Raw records
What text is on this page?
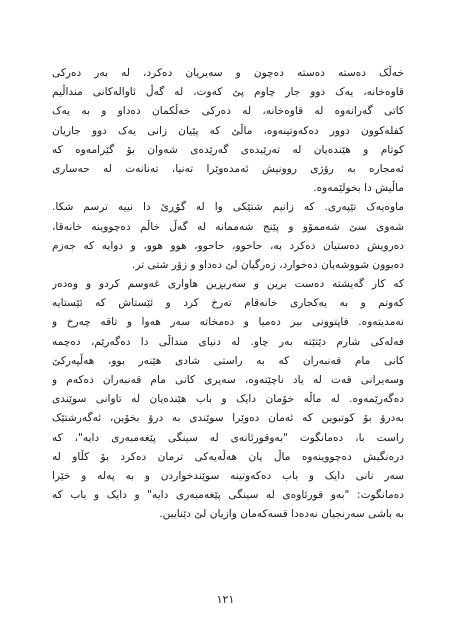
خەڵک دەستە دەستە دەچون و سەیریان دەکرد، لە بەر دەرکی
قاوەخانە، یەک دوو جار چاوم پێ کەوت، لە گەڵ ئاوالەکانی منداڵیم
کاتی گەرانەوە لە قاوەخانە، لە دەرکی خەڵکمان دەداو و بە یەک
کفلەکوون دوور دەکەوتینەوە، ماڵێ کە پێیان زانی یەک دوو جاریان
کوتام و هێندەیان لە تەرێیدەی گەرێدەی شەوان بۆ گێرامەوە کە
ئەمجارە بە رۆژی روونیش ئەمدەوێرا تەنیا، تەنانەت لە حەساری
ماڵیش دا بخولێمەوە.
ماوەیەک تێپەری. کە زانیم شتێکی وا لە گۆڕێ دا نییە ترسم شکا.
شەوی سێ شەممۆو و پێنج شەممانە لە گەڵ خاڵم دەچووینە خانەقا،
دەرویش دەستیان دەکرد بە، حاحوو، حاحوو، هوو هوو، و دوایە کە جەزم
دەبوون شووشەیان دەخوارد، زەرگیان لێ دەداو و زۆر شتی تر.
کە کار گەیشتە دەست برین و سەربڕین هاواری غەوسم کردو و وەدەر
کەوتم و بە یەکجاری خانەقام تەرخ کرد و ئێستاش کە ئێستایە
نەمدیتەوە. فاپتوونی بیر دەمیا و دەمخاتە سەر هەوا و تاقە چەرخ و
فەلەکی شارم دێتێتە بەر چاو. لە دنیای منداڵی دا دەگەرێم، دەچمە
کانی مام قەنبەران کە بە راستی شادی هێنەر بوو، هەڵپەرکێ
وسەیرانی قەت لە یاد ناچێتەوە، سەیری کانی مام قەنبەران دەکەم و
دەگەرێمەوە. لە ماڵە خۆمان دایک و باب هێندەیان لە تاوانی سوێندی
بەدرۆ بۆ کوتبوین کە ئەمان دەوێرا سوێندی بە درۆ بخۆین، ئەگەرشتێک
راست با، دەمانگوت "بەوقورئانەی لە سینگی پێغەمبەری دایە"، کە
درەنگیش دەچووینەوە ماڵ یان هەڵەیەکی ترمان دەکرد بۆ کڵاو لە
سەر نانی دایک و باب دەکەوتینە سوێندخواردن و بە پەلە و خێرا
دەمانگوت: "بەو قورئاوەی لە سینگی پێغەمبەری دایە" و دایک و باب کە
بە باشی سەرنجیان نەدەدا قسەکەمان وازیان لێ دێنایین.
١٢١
...
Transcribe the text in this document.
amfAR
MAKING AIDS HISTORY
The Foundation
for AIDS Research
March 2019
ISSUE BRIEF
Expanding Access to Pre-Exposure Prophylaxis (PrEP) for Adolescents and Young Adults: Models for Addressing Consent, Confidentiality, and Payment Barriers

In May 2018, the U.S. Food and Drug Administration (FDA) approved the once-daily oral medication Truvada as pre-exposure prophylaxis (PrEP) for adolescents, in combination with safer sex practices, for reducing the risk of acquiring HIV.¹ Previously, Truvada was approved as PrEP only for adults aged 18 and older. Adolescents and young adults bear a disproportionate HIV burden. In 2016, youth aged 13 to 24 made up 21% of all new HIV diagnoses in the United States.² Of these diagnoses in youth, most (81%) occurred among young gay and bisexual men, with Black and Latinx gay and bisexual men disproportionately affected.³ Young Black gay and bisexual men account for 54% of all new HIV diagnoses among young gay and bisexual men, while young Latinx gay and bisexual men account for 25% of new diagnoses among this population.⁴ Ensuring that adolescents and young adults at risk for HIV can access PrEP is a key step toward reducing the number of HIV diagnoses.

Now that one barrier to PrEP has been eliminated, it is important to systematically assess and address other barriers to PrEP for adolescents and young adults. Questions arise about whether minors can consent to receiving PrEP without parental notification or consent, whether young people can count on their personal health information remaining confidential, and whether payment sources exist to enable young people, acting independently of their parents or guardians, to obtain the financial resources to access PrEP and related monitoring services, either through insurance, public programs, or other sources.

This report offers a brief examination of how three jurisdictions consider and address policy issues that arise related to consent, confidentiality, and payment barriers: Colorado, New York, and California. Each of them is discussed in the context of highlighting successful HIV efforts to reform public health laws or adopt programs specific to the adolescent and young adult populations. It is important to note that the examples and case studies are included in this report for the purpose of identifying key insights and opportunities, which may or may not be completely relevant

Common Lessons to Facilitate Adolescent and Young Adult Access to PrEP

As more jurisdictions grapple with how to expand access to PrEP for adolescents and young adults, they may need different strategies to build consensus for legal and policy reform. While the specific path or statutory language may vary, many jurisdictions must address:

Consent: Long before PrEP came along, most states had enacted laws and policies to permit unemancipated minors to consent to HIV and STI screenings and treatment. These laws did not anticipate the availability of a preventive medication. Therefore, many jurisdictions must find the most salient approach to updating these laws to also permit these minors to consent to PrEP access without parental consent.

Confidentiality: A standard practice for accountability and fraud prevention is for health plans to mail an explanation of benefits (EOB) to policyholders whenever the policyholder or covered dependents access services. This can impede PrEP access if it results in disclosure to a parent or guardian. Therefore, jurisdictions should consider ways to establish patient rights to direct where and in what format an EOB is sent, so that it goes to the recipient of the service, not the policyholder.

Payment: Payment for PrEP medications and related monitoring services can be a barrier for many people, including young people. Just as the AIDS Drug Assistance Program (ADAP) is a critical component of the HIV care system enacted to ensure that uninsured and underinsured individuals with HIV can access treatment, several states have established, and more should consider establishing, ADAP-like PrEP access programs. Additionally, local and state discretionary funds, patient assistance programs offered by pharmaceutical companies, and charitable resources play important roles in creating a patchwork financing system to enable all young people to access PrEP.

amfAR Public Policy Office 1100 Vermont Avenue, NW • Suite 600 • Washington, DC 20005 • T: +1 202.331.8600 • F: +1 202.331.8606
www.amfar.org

**TASK GOAL:** Collect from the data above every line that includes "قاوەخانە".

**TASK SOLUTION:**
قاوەخانە، یەک دوو جار چاوم پێ کەوت، لە گەڵ ئاوالەکانی منداڵیم
کاتی گەرانەوە لە قاوەخانە، لە دەرکی خەڵکمان دەداو و بە یەک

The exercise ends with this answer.